▸ Problem requirements
Transcribe the records below in full; pictures stay out of the copy.
#### Exercise inputs ####
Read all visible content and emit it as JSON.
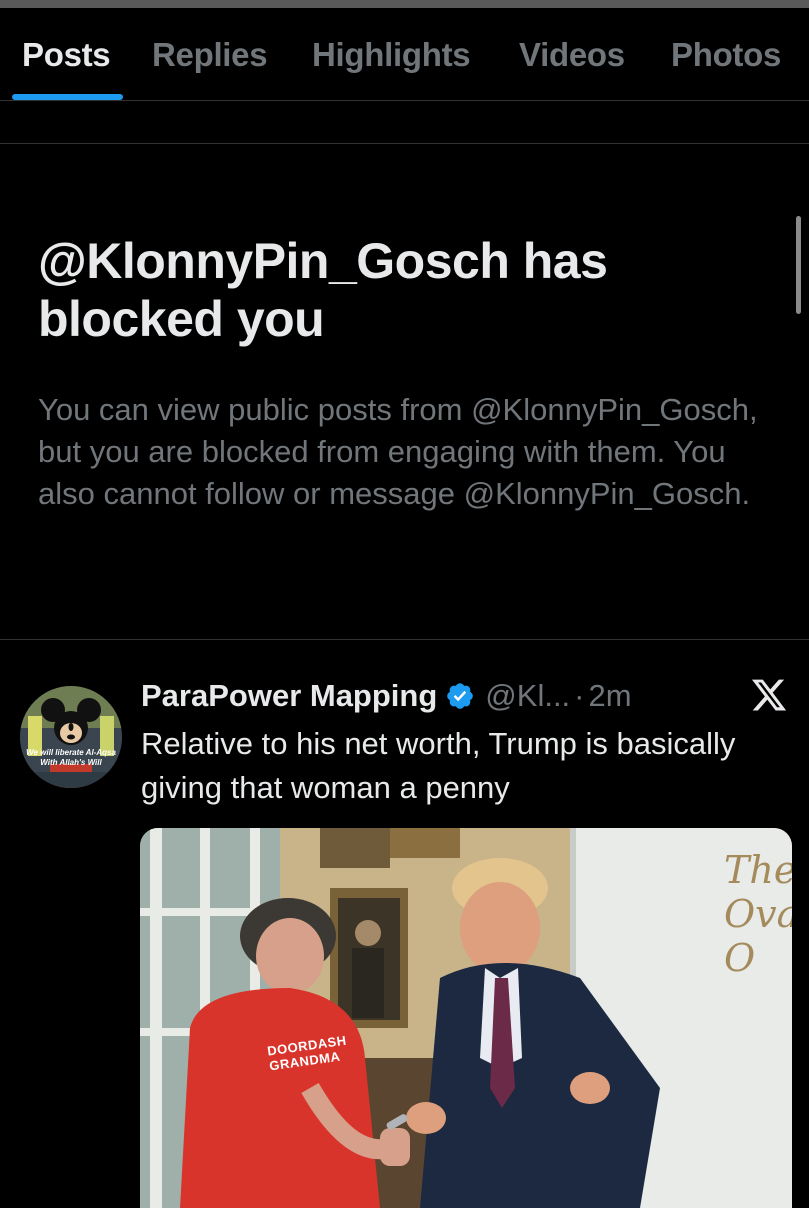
{
  "tabs": [
    {
      "label": "Posts",
      "active": true
    },
    {
      "label": "Replies",
      "active": false
    },
    {
      "label": "Highlights",
      "active": false
    },
    {
      "label": "Videos",
      "active": false
    },
    {
      "label": "Photos",
      "active": false
    }
  ],
  "blocked": {
    "title": "@KlonnyPin_Gosch has blocked you",
    "description": "You can view public posts from @KlonnyPin_Gosch, but you are blocked from engaging with them. You also cannot follow or message @KlonnyPin_Gosch."
  },
  "post": {
    "avatar_text": "We will liberate Al-Aqsa With Allah's Will",
    "author_name": "ParaPower Mapping",
    "verified": true,
    "handle": "@Kl...",
    "separator": "·",
    "time": "2m",
    "text": "Relative to his net worth, Trump is basically giving that woman a penny",
    "media": {
      "wall_text": "The Oval O",
      "shirt_text": "DOORDASH GRANDMA"
    }
  },
  "colors": {
    "background": "#000000",
    "text_primary": "#e7e9ea",
    "text_secondary": "#71767b",
    "accent": "#1d9bf0",
    "divider": "#2f3336"
  },
  "icons": {
    "verified": "verified-badge-icon",
    "x_logo": "x-logo-icon"
  }
}
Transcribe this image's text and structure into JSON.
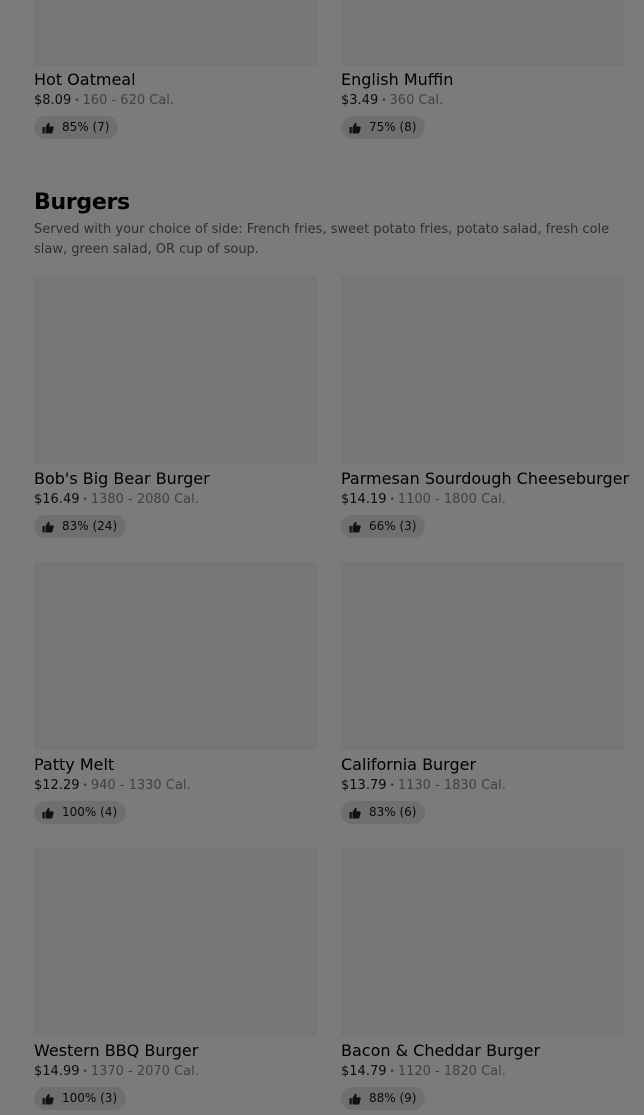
{
  "breakfast_items": [
    {
      "name": "Hot Oatmeal",
      "price": "$8.09",
      "calories": "160 - 620 Cal.",
      "rating": "85% (7)"
    },
    {
      "name": "English Muffin",
      "price": "$3.49",
      "calories": "360 Cal.",
      "rating": "75% (8)"
    }
  ],
  "section": {
    "title": "Burgers",
    "description": "Served with your choice of side: French fries, sweet potato fries, potato salad, fresh cole slaw, green salad, OR cup of soup."
  },
  "items": [
    {
      "name": "Bob's Big Bear Burger",
      "price": "$16.49",
      "calories": "1380 - 2080 Cal.",
      "rating": "83% (24)"
    },
    {
      "name": "Parmesan Sourdough Cheeseburger",
      "price": "$14.19",
      "calories": "1100 - 1800 Cal.",
      "rating": "66% (3)"
    },
    {
      "name": "Patty Melt",
      "price": "$12.29",
      "calories": "940 - 1330 Cal.",
      "rating": "100% (4)"
    },
    {
      "name": "California Burger",
      "price": "$13.79",
      "calories": "1130 - 1830 Cal.",
      "rating": "83% (6)"
    },
    {
      "name": "Western BBQ Burger",
      "price": "$14.99",
      "calories": "1370 - 2070 Cal.",
      "rating": "100% (3)"
    },
    {
      "name": "Bacon & Cheddar Burger",
      "price": "$14.79",
      "calories": "1120 - 1820 Cal.",
      "rating": "88% (9)"
    }
  ],
  "separator": "•",
  "icons": {
    "rating": "thumbs-up-icon"
  },
  "colors": {
    "overlay": "#7b7b7b",
    "image_placeholder": "#767676",
    "badge": "#6f6f6f"
  }
}
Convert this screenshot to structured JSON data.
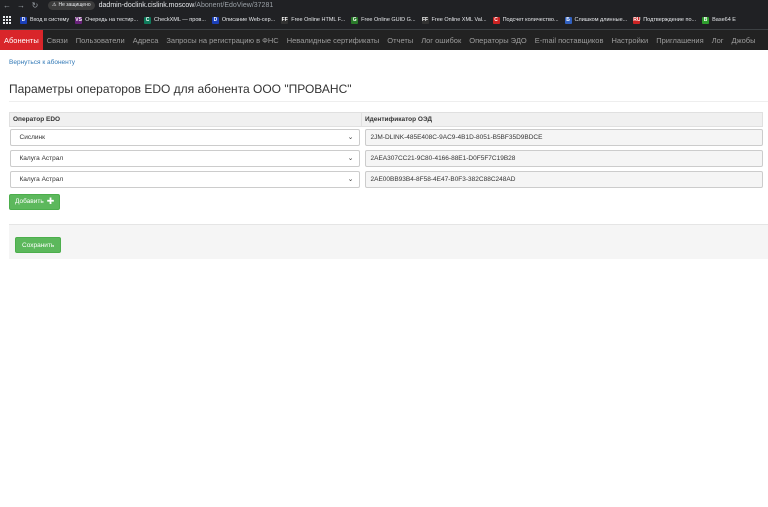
{
  "browser": {
    "security_label": "Не защищено",
    "url_host": "dadmin-doclink.cislink.moscow",
    "url_path": "/Abonent/EdoView/37281",
    "bookmarks": [
      {
        "label": "Вход в систему",
        "icon": "D",
        "color": "#1a3fb8"
      },
      {
        "label": "Очередь на тестир...",
        "icon": "VS",
        "color": "#68217a"
      },
      {
        "label": "CheckXML — пров...",
        "icon": "C",
        "color": "#0f7b5c"
      },
      {
        "label": "Описание Web-сер...",
        "icon": "D",
        "color": "#1a3fb8"
      },
      {
        "label": "Free Online HTML F...",
        "icon": "FF",
        "color": "#333333"
      },
      {
        "label": "Free Online GUID G...",
        "icon": "G",
        "color": "#2a7a2a"
      },
      {
        "label": "Free Online XML Val...",
        "icon": "FF",
        "color": "#333333"
      },
      {
        "label": "Подсчет количество...",
        "icon": "C",
        "color": "#cc2222"
      },
      {
        "label": "Слишком длинные...",
        "icon": "Б",
        "color": "#3060c0"
      },
      {
        "label": "Подтверждение по...",
        "icon": "RU",
        "color": "#cc2222"
      },
      {
        "label": "Base64 E",
        "icon": "B",
        "color": "#2e9e2e"
      }
    ]
  },
  "navbar": {
    "items": [
      "Абоненты",
      "Связи",
      "Пользователи",
      "Адреса",
      "Запросы на регистрацию в ФНС",
      "Невалидные сертификаты",
      "Отчеты",
      "Лог ошибок",
      "Операторы ЭДО",
      "E-mail поставщиков",
      "Настройки",
      "Приглашения",
      "Лог",
      "Джобы"
    ]
  },
  "page": {
    "back_link": "Вернуться к абоненту",
    "title": "Параметры операторов EDO для абонента ООО \"ПРОВАНС\"",
    "col_operator": "Оператор EDO",
    "col_identifier": "Идентификатор ОЭД",
    "rows": [
      {
        "operator": "Сислинк",
        "identifier": "2JM-DLINK-485E408C-9AC9-4B1D-8051-B5BF35D9BDCE"
      },
      {
        "operator": "Калуга Астрал",
        "identifier": "2AEA307CC21-9C80-4166-88E1-D0F5F7C19B28"
      },
      {
        "operator": "Калуга Астрал",
        "identifier": "2AE00BB93B4-8F58-4E47-B0F3-382C88C248AD"
      }
    ],
    "add_label": "Добавить",
    "save_label": "Сохранить"
  }
}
####
▸ Written answer
Read all visible content and emit it as JSON.
{
  "tabs": [
    {
      "label": "Posts",
      "active": true
    },
    {
      "label": "Replies",
      "active": false
    },
    {
      "label": "Highlights",
      "active": false
    },
    {
      "label": "Videos",
      "active": false
    },
    {
      "label": "Photos",
      "active": false
    }
  ],
  "blocked": {
    "title": "@KlonnyPin_Gosch has blocked you",
    "description": "You can view public posts from @KlonnyPin_Gosch, but you are blocked from engaging with them. You also cannot follow or message @KlonnyPin_Gosch."
  },
  "post": {
    "avatar_text": "We will liberate Al-Aqsa With Allah's Will",
    "author_name": "ParaPower Mapping",
    "verified": true,
    "handle": "@Kl...",
    "separator": "·",
    "time": "2m",
    "text": "Relative to his net worth, Trump is basically giving that woman a penny",
    "media": {
      "wall_text": "The Oval O",
      "shirt_text": "DOORDASH GRANDMA"
    }
  },
  "colors": {
    "background": "#000000",
    "text_primary": "#e7e9ea",
    "text_secondary": "#71767b",
    "accent": "#1d9bf0",
    "divider": "#2f3336"
  },
  "icons": {
    "verified": "verified-badge-icon",
    "x_logo": "x-logo-icon"
  }
}
Transcribe this image's text and structure into JSON.
{
  "breakfast_items": [
    {
      "name": "Hot Oatmeal",
      "price": "$8.09",
      "calories": "160 - 620 Cal.",
      "rating": "85% (7)"
    },
    {
      "name": "English Muffin",
      "price": "$3.49",
      "calories": "360 Cal.",
      "rating": "75% (8)"
    }
  ],
  "section": {
    "title": "Burgers",
    "description": "Served with your choice of side: French fries, sweet potato fries, potato salad, fresh cole slaw, green salad, OR cup of soup."
  },
  "items": [
    {
      "name": "Bob's Big Bear Burger",
      "price": "$16.49",
      "calories": "1380 - 2080 Cal.",
      "rating": "83% (24)"
    },
    {
      "name": "Parmesan Sourdough Cheeseburger",
      "price": "$14.19",
      "calories": "1100 - 1800 Cal.",
      "rating": "66% (3)"
    },
    {
      "name": "Patty Melt",
      "price": "$12.29",
      "calories": "940 - 1330 Cal.",
      "rating": "100% (4)"
    },
    {
      "name": "California Burger",
      "price": "$13.79",
      "calories": "1130 - 1830 Cal.",
      "rating": "83% (6)"
    },
    {
      "name": "Western BBQ Burger",
      "price": "$14.99",
      "calories": "1370 - 2070 Cal.",
      "rating": "100% (3)"
    },
    {
      "name": "Bacon & Cheddar Burger",
      "price": "$14.79",
      "calories": "1120 - 1820 Cal.",
      "rating": "88% (9)"
    }
  ],
  "separator": "•",
  "icons": {
    "rating": "thumbs-up-icon"
  },
  "colors": {
    "overlay": "#7b7b7b",
    "image_placeholder": "#767676",
    "badge": "#6f6f6f"
  }
}
Convert this screenshot to structured JSON data.
{
  "browser": {
    "security_label": "Не защищено",
    "url_host": "dadmin-doclink.cislink.moscow",
    "url_path": "/Abonent/EdoView/37281",
    "bookmarks": [
      {
        "label": "Вход в систему",
        "icon": "D",
        "color": "#1a3fb8"
      },
      {
        "label": "Очередь на тестир...",
        "icon": "VS",
        "color": "#68217a"
      },
      {
        "label": "CheckXML — пров...",
        "icon": "C",
        "color": "#0f7b5c"
      },
      {
        "label": "Описание Web-сер...",
        "icon": "D",
        "color": "#1a3fb8"
      },
      {
        "label": "Free Online HTML F...",
        "icon": "FF",
        "color": "#333333"
      },
      {
        "label": "Free Online GUID G...",
        "icon": "G",
        "color": "#2a7a2a"
      },
      {
        "label": "Free Online XML Val...",
        "icon": "FF",
        "color": "#333333"
      },
      {
        "label": "Подсчет количество...",
        "icon": "C",
        "color": "#cc2222"
      },
      {
        "label": "Слишком длинные...",
        "icon": "Б",
        "color": "#3060c0"
      },
      {
        "label": "Подтверждение по...",
        "icon": "RU",
        "color": "#cc2222"
      },
      {
        "label": "Base64 E",
        "icon": "B",
        "color": "#2e9e2e"
      }
    ]
  },
  "navbar": {
    "items": [
      "Абоненты",
      "Связи",
      "Пользователи",
      "Адреса",
      "Запросы на регистрацию в ФНС",
      "Невалидные сертификаты",
      "Отчеты",
      "Лог ошибок",
      "Операторы ЭДО",
      "E-mail поставщиков",
      "Настройки",
      "Приглашения",
      "Лог",
      "Джобы"
    ]
  },
  "page": {
    "back_link": "Вернуться к абоненту",
    "title": "Параметры операторов EDO для абонента ООО \"ПРОВАНС\"",
    "col_operator": "Оператор EDO",
    "col_identifier": "Идентификатор ОЭД",
    "rows": [
      {
        "operator": "Сислинк",
        "identifier": "2JM-DLINK-485E408C-9AC9-4B1D-8051-B5BF35D9BDCE"
      },
      {
        "operator": "Калуга Астрал",
        "identifier": "2AEA307CC21-9C80-4166-88E1-D0F5F7C19B28"
      },
      {
        "operator": "Калуга Астрал",
        "identifier": "2AE00BB93B4-8F58-4E47-B0F3-382C88C248AD"
      }
    ],
    "add_label": "Добавить",
    "save_label": "Сохранить"
  }
}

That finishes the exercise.